• Request:
Where the data below has the string "Program", return the whole line.

— START Data listing —

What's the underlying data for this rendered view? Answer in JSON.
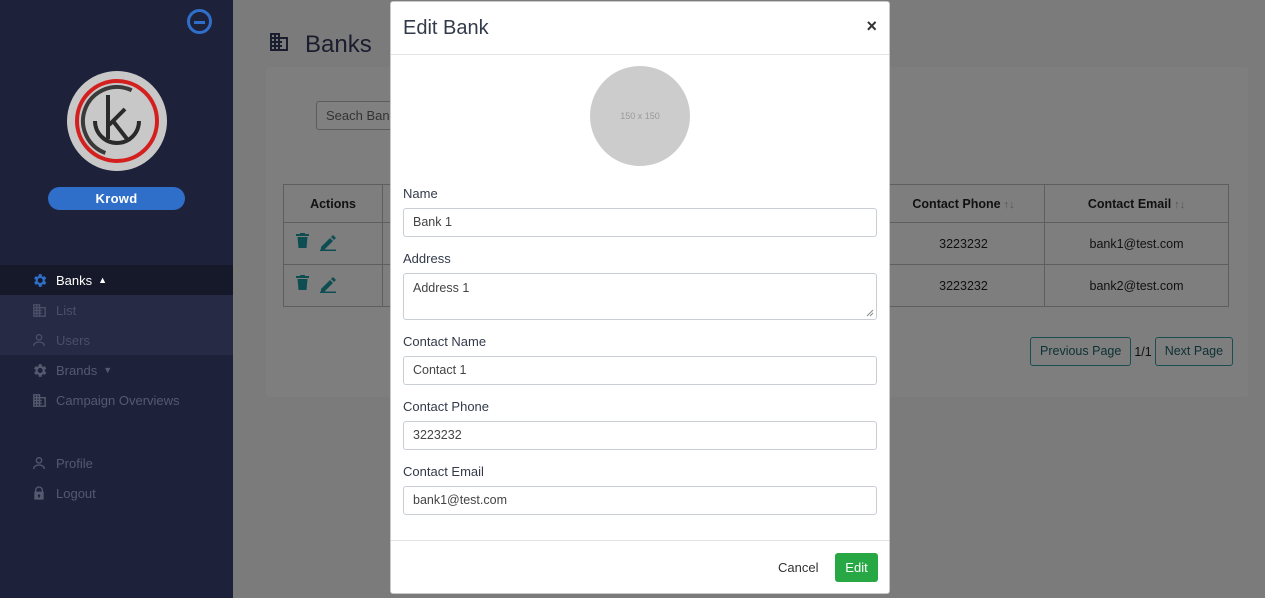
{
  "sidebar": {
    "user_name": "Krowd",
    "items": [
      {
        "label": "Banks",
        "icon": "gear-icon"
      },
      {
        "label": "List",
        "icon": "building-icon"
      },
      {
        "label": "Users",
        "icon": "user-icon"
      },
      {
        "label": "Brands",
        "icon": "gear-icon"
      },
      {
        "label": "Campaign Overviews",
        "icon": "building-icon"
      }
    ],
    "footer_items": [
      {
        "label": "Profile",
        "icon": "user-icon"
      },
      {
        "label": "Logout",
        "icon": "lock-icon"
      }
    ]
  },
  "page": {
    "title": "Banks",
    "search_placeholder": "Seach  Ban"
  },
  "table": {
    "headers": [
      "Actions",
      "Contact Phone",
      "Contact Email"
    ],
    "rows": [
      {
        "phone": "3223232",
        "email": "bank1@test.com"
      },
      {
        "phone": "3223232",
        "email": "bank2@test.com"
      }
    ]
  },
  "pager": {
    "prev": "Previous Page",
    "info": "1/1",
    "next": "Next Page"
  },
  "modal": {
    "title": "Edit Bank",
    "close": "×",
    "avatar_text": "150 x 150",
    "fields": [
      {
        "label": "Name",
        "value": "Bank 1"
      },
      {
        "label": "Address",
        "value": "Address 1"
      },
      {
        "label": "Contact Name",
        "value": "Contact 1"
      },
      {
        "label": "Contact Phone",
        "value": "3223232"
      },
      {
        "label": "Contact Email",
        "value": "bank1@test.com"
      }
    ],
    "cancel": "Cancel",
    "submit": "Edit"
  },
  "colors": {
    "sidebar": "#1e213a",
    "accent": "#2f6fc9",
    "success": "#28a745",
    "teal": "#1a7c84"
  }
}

— END Data listing —
— START Data listing —

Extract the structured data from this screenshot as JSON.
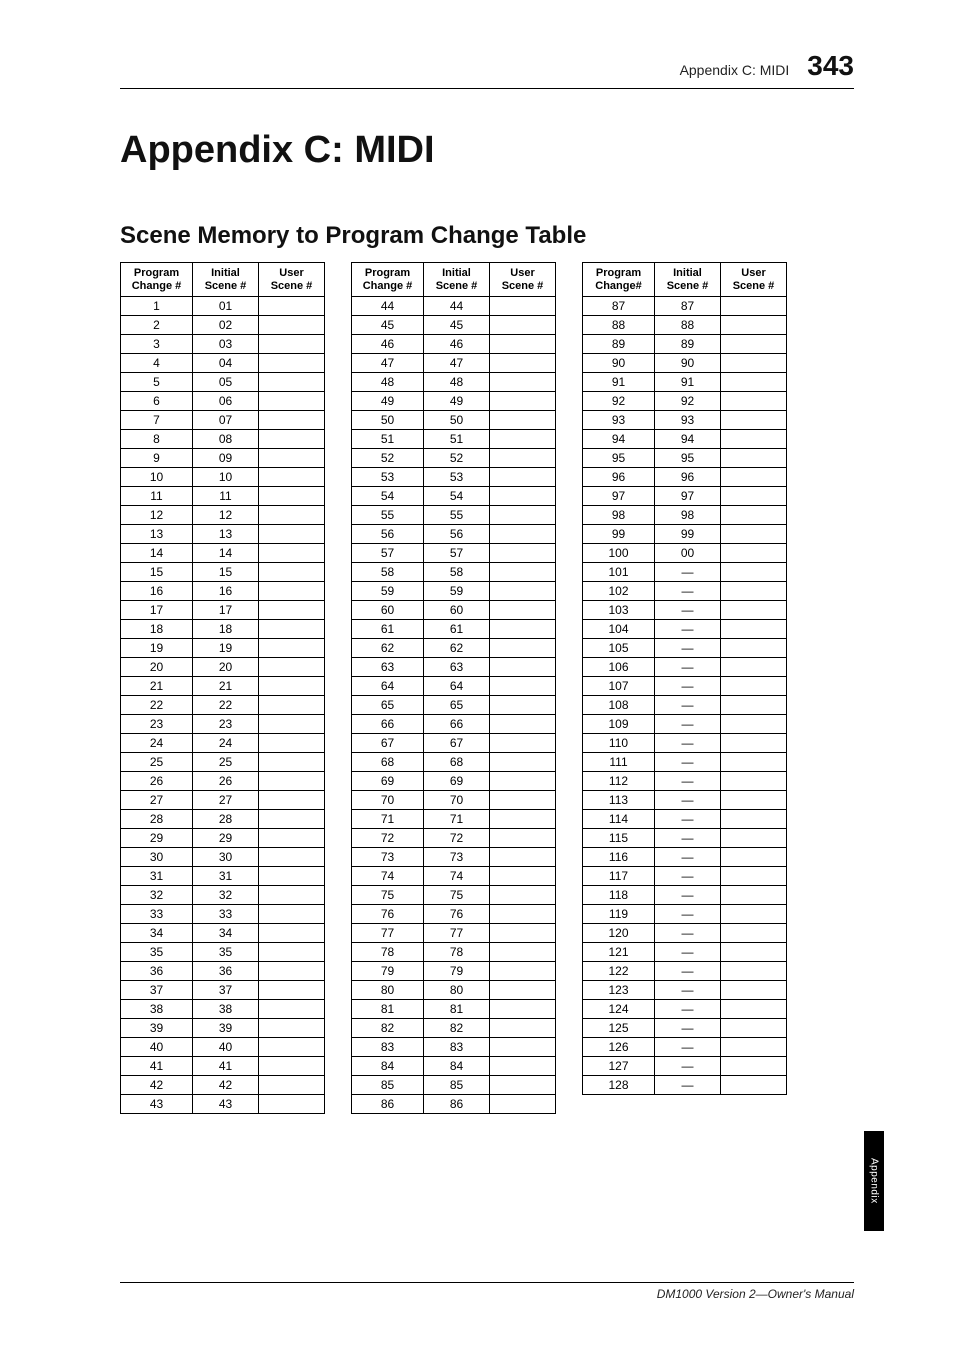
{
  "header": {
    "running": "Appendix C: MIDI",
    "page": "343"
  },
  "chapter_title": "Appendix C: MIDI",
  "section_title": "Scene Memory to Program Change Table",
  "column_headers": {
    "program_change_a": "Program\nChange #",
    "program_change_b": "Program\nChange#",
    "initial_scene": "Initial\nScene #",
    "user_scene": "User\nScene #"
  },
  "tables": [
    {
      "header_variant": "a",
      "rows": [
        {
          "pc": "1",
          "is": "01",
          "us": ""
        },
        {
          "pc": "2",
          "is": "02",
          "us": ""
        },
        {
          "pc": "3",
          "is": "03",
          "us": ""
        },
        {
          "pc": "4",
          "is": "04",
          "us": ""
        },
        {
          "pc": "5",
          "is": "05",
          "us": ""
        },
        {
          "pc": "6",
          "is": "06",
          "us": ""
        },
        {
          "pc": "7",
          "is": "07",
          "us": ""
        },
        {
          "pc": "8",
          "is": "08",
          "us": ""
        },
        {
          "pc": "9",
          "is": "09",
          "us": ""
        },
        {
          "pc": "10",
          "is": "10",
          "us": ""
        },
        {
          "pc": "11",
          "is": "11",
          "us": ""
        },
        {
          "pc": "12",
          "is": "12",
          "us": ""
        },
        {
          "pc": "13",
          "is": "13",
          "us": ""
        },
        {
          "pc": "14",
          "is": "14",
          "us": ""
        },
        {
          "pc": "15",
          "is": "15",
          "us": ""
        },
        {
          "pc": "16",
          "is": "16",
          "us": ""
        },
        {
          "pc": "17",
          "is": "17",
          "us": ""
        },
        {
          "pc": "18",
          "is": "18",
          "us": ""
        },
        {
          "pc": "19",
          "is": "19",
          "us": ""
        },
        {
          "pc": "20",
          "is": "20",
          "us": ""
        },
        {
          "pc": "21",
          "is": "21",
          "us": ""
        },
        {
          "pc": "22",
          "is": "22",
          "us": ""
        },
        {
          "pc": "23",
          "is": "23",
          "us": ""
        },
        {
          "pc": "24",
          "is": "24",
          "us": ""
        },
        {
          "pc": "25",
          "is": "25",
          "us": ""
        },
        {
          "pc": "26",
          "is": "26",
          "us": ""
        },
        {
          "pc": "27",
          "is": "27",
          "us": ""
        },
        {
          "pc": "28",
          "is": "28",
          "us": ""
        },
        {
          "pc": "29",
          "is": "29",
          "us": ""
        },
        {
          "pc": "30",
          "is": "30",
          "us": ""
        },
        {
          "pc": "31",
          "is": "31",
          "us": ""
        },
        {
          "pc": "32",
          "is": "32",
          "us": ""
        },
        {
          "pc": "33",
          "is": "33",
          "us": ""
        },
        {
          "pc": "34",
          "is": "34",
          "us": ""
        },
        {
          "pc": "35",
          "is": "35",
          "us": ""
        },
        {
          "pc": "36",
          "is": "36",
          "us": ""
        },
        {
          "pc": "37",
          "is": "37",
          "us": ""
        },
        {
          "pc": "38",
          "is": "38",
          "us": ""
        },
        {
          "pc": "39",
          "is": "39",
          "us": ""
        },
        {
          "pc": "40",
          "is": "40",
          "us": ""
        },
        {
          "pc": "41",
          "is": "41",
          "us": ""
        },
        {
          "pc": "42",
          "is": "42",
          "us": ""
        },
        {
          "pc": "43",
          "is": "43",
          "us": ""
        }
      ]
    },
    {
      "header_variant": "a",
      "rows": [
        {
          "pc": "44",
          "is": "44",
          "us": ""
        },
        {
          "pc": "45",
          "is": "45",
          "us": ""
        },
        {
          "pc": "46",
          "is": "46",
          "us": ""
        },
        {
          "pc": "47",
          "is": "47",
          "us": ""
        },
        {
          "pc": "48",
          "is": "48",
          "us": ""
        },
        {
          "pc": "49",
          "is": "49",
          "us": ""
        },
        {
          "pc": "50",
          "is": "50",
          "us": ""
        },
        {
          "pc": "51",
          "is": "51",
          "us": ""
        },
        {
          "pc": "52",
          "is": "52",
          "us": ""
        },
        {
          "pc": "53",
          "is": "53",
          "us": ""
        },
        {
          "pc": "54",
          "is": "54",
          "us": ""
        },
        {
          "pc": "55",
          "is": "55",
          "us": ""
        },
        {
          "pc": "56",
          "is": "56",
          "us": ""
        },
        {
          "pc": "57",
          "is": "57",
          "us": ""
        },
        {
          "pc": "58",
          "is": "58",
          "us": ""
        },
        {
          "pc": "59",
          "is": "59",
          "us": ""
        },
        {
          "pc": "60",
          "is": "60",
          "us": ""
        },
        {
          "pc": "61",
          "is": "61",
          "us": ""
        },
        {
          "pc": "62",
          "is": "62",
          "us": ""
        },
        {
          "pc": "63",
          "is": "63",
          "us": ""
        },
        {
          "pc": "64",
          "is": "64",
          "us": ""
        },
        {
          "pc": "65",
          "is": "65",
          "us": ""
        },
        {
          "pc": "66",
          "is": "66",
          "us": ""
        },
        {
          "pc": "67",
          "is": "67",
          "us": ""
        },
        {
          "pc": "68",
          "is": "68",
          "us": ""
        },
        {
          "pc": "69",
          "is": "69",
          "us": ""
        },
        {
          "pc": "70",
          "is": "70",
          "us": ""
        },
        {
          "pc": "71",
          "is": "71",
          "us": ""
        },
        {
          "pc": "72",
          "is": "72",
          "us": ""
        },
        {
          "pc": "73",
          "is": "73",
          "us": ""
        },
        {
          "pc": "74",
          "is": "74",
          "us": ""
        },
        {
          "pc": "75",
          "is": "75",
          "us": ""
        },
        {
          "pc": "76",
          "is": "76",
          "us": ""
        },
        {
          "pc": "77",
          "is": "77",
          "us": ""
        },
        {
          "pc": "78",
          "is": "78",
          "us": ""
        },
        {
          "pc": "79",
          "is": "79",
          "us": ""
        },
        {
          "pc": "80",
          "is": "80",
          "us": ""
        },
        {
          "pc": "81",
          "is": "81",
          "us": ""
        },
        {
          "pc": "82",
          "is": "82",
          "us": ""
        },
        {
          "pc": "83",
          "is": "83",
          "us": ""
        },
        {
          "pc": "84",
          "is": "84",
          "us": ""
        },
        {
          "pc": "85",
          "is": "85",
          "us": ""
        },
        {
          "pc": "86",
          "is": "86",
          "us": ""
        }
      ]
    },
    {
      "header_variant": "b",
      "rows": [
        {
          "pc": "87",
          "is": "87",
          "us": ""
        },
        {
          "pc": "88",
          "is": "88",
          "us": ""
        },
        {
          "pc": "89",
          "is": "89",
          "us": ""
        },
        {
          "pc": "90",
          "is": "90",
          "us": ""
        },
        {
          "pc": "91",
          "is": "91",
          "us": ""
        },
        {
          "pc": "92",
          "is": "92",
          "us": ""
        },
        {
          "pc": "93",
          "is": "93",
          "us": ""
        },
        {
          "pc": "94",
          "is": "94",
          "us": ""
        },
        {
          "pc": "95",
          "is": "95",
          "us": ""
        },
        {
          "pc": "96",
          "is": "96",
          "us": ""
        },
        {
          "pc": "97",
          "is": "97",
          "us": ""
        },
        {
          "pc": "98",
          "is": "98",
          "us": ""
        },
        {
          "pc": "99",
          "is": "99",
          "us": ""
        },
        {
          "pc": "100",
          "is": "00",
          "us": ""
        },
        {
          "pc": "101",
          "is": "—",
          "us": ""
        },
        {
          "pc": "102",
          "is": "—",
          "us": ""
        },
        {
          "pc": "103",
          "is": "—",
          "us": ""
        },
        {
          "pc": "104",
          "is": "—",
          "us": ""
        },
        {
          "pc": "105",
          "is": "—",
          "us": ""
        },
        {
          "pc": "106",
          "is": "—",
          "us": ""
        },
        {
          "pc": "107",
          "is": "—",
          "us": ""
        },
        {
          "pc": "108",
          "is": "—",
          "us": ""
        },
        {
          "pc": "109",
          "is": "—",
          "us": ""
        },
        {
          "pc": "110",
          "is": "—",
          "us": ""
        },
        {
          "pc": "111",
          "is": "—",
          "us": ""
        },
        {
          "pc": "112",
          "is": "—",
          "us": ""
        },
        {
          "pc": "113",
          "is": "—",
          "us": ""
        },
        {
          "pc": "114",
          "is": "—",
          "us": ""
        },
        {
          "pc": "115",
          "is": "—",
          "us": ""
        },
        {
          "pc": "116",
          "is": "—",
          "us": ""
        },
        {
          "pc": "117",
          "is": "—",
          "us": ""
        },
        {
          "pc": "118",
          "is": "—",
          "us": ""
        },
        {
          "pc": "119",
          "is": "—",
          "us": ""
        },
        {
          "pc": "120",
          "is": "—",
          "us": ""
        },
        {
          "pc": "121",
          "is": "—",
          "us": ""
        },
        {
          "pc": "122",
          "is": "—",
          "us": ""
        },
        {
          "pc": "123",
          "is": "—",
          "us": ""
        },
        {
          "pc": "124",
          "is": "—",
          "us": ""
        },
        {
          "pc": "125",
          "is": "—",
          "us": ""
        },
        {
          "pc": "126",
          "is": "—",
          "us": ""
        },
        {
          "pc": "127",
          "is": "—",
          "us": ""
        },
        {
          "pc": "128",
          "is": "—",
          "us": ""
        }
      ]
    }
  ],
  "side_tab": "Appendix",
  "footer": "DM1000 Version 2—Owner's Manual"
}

— END Data listing —

• Reply:
  "section_title": "Scene Memory to Program Change Table",
    "program_change_a": "Program\nChange #",
    "program_change_b": "Program\nChange#",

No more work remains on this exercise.